→ **ÉNONCÉ**:
Recopiez à l'identique, ligne par ligne, l'intégralité du matériau ci-dessous.

→ **DONNÉES ENREGISTRÉES**:
____
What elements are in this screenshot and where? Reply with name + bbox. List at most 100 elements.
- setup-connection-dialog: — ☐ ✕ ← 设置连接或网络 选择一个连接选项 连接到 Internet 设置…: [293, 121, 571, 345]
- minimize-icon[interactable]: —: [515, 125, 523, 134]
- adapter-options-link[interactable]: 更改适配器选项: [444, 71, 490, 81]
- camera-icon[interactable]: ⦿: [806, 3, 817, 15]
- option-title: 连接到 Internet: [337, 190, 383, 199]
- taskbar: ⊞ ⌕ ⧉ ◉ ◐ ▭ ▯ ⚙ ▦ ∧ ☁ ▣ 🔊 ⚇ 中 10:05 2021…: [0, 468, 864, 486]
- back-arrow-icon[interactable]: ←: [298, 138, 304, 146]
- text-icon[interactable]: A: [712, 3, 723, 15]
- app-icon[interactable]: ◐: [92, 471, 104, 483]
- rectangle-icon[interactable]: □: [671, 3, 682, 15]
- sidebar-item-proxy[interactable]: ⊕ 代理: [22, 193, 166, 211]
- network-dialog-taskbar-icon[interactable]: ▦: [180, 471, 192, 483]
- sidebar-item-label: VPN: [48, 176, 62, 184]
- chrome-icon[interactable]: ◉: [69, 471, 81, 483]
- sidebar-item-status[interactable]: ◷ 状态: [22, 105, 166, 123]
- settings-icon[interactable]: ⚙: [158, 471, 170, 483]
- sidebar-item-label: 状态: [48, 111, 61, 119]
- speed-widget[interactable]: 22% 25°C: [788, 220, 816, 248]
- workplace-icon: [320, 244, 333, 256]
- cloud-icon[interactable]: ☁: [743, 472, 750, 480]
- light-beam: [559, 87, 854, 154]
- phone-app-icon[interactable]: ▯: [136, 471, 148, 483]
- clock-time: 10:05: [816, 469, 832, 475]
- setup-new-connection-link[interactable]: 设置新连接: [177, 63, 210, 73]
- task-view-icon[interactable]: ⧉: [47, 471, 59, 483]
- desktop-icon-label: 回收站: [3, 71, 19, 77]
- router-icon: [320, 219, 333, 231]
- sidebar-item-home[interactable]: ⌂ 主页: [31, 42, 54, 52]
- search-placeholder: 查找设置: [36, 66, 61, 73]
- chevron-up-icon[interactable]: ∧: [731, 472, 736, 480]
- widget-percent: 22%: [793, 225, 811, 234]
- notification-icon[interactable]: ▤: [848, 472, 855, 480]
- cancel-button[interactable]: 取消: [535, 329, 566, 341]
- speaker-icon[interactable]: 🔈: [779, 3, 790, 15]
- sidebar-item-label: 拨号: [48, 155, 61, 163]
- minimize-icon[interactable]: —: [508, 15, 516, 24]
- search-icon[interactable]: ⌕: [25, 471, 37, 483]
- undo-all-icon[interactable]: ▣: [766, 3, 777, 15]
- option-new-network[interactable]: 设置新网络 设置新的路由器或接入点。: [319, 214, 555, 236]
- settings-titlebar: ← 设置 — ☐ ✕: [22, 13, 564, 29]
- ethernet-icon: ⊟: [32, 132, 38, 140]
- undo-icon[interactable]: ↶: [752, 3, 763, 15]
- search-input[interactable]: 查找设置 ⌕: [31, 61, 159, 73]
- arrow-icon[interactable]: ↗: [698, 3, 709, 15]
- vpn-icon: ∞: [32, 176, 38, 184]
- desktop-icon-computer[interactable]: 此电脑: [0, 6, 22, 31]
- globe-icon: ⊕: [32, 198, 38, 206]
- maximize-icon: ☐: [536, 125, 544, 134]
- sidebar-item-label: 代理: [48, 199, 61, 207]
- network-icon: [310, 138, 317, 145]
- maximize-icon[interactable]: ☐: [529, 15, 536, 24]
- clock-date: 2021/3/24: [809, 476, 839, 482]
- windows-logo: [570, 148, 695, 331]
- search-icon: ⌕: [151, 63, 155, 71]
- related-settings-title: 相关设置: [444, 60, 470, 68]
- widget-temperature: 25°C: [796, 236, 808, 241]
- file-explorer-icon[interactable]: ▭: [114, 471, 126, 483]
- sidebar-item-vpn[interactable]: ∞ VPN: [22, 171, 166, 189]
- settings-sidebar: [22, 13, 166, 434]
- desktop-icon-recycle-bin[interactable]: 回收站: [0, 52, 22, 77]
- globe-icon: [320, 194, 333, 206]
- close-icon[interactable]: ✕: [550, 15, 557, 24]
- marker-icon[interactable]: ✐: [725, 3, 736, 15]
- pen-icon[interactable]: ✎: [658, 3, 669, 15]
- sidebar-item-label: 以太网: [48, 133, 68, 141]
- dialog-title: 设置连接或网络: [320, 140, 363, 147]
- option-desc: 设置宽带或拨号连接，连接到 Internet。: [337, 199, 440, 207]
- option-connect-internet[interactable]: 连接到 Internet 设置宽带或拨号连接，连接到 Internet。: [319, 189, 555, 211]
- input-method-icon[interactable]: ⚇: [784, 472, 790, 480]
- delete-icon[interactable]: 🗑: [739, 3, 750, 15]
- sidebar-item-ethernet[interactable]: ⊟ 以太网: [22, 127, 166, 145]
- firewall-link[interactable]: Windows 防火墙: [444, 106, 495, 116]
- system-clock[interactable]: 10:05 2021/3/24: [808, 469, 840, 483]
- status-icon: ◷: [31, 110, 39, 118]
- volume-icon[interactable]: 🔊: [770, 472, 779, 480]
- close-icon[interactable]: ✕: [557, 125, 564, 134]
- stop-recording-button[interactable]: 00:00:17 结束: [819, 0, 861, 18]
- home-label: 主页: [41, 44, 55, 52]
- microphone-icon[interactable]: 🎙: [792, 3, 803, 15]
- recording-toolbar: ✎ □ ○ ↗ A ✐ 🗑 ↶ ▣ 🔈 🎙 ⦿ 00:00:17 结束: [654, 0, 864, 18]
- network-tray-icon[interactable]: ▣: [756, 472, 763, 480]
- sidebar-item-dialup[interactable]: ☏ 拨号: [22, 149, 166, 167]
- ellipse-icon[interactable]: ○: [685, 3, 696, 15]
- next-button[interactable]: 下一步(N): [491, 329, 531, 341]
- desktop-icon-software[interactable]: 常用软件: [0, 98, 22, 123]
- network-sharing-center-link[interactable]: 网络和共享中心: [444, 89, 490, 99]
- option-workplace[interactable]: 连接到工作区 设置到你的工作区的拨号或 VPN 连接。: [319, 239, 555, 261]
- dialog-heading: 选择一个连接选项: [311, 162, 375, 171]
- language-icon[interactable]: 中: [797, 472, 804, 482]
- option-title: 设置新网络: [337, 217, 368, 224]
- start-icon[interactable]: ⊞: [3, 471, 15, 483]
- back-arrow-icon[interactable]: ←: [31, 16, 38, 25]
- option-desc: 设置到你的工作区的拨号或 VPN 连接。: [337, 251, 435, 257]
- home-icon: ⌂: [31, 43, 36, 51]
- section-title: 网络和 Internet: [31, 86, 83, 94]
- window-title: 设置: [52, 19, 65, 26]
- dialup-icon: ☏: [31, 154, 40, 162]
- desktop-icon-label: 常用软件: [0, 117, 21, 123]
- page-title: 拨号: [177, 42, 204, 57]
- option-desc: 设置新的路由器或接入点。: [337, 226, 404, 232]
____
→ **RÉPONSE**:
What elements are in this screenshot and where? Reply with name + bbox. List at most 100 elements.
- setup-connection-dialog: — ☐ ✕ ← 设置连接或网络 选择一个连接选项 连接到 Internet 设置…: [293, 121, 571, 345]
- minimize-icon[interactable]: —: [515, 125, 523, 134]
- adapter-options-link[interactable]: 更改适配器选项: [444, 71, 490, 81]
- camera-icon[interactable]: ⦿: [806, 3, 817, 15]
- option-title: 连接到 Internet: [337, 190, 383, 199]
- taskbar: ⊞ ⌕ ⧉ ◉ ◐ ▭ ▯ ⚙ ▦ ∧ ☁ ▣ 🔊 ⚇ 中 10:05 2021…: [0, 468, 864, 486]
- back-arrow-icon[interactable]: ←: [298, 138, 304, 146]
- text-icon[interactable]: A: [712, 3, 723, 15]
- app-icon[interactable]: ◐: [92, 471, 104, 483]
- rectangle-icon[interactable]: □: [671, 3, 682, 15]
- sidebar-item-proxy[interactable]: ⊕ 代理: [22, 193, 166, 211]
- network-dialog-taskbar-icon[interactable]: ▦: [180, 471, 192, 483]
- sidebar-item-label: VPN: [48, 176, 62, 184]
- chrome-icon[interactable]: ◉: [69, 471, 81, 483]
- sidebar-item-status[interactable]: ◷ 状态: [22, 105, 166, 123]
- settings-icon[interactable]: ⚙: [158, 471, 170, 483]
- sidebar-item-label: 状态: [48, 111, 61, 119]
- speed-widget[interactable]: 22% 25°C: [788, 220, 816, 248]
- workplace-icon: [320, 244, 333, 256]
- cloud-icon[interactable]: ☁: [743, 472, 750, 480]
- light-beam: [559, 87, 854, 154]
- phone-app-icon[interactable]: ▯: [136, 471, 148, 483]
- clock-time: 10:05: [816, 469, 832, 475]
- setup-new-connection-link[interactable]: 设置新连接: [177, 63, 210, 73]
- task-view-icon[interactable]: ⧉: [47, 471, 59, 483]
- desktop-icon-label: 回收站: [3, 71, 19, 77]
- router-icon: [320, 219, 333, 231]
- sidebar-item-home[interactable]: ⌂ 主页: [31, 42, 54, 52]
- search-placeholder: 查找设置: [36, 66, 61, 73]
- chevron-up-icon[interactable]: ∧: [731, 472, 736, 480]
- widget-percent: 22%: [793, 225, 811, 234]
- notification-icon[interactable]: ▤: [848, 472, 855, 480]
- cancel-button[interactable]: 取消: [535, 329, 566, 341]
- speaker-icon[interactable]: 🔈: [779, 3, 790, 15]
- sidebar-item-label: 拨号: [48, 155, 61, 163]
- minimize-icon[interactable]: —: [508, 15, 516, 24]
- search-icon[interactable]: ⌕: [25, 471, 37, 483]
- undo-all-icon[interactable]: ▣: [766, 3, 777, 15]
- option-new-network[interactable]: 设置新网络 设置新的路由器或接入点。: [319, 214, 555, 236]
- settings-titlebar: ← 设置 — ☐ ✕: [22, 13, 564, 29]
- ethernet-icon: ⊟: [32, 132, 38, 140]
- undo-icon[interactable]: ↶: [752, 3, 763, 15]
- search-input[interactable]: 查找设置 ⌕: [31, 61, 159, 73]
- arrow-icon[interactable]: ↗: [698, 3, 709, 15]
- vpn-icon: ∞: [32, 176, 38, 184]
- desktop-icon-computer[interactable]: 此电脑: [0, 6, 22, 31]
- globe-icon: ⊕: [32, 198, 38, 206]
- maximize-icon: ☐: [536, 125, 544, 134]
- sidebar-item-label: 代理: [48, 199, 61, 207]
- network-icon: [310, 138, 317, 145]
- maximize-icon[interactable]: ☐: [529, 15, 536, 24]
- clock-date: 2021/3/24: [809, 476, 839, 482]
- windows-logo: [570, 148, 695, 331]
- search-icon: ⌕: [151, 63, 155, 71]
- related-settings-title: 相关设置: [444, 60, 470, 68]
- widget-temperature: 25°C: [796, 236, 808, 241]
- file-explorer-icon[interactable]: ▭: [114, 471, 126, 483]
- sidebar-item-vpn[interactable]: ∞ VPN: [22, 171, 166, 189]
- settings-sidebar: [22, 13, 166, 434]
- desktop-icon-recycle-bin[interactable]: 回收站: [0, 52, 22, 77]
- globe-icon: [320, 194, 333, 206]
- close-icon[interactable]: ✕: [550, 15, 557, 24]
- marker-icon[interactable]: ✐: [725, 3, 736, 15]
- pen-icon[interactable]: ✎: [658, 3, 669, 15]
- sidebar-item-label: 以太网: [48, 133, 68, 141]
- dialog-title: 设置连接或网络: [320, 140, 363, 147]
- option-desc: 设置宽带或拨号连接，连接到 Internet。: [337, 199, 440, 207]
- option-connect-internet[interactable]: 连接到 Internet 设置宽带或拨号连接，连接到 Internet。: [319, 189, 555, 211]
- input-method-icon[interactable]: ⚇: [784, 472, 790, 480]
- delete-icon[interactable]: 🗑: [739, 3, 750, 15]
- sidebar-item-ethernet[interactable]: ⊟ 以太网: [22, 127, 166, 145]
- firewall-link[interactable]: Windows 防火墙: [444, 106, 495, 116]
- system-clock[interactable]: 10:05 2021/3/24: [808, 469, 840, 483]
- status-icon: ◷: [31, 110, 39, 118]
- volume-icon[interactable]: 🔊: [770, 472, 779, 480]
- close-icon[interactable]: ✕: [557, 125, 564, 134]
- stop-recording-button[interactable]: 00:00:17 结束: [819, 0, 861, 18]
- home-label: 主页: [41, 44, 55, 52]
- microphone-icon[interactable]: 🎙: [792, 3, 803, 15]
- recording-toolbar: ✎ □ ○ ↗ A ✐ 🗑 ↶ ▣ 🔈 🎙 ⦿ 00:00:17 结束: [654, 0, 864, 18]
- network-tray-icon[interactable]: ▣: [756, 472, 763, 480]
- sidebar-item-dialup[interactable]: ☏ 拨号: [22, 149, 166, 167]
- ellipse-icon[interactable]: ○: [685, 3, 696, 15]
- next-button[interactable]: 下一步(N): [491, 329, 531, 341]
- desktop-icon-software[interactable]: 常用软件: [0, 98, 22, 123]
- network-sharing-center-link[interactable]: 网络和共享中心: [444, 89, 490, 99]
- option-workplace[interactable]: 连接到工作区 设置到你的工作区的拨号或 VPN 连接。: [319, 239, 555, 261]
- dialog-heading: 选择一个连接选项: [311, 162, 375, 171]
- language-icon[interactable]: 中: [797, 472, 804, 482]
- option-title: 设置新网络: [337, 217, 368, 224]
- start-icon[interactable]: ⊞: [3, 471, 15, 483]
- back-arrow-icon[interactable]: ←: [31, 16, 38, 25]
- option-desc: 设置到你的工作区的拨号或 VPN 连接。: [337, 251, 435, 257]
- home-icon: ⌂: [31, 43, 36, 51]
- section-title: 网络和 Internet: [31, 86, 83, 94]
- window-title: 设置: [52, 19, 65, 26]
- dialup-icon: ☏: [31, 154, 40, 162]
- desktop-icon-label: 常用软件: [0, 117, 21, 123]
- page-title: 拨号: [177, 42, 204, 57]
- option-desc: 设置新的路由器或接入点。: [337, 226, 404, 232]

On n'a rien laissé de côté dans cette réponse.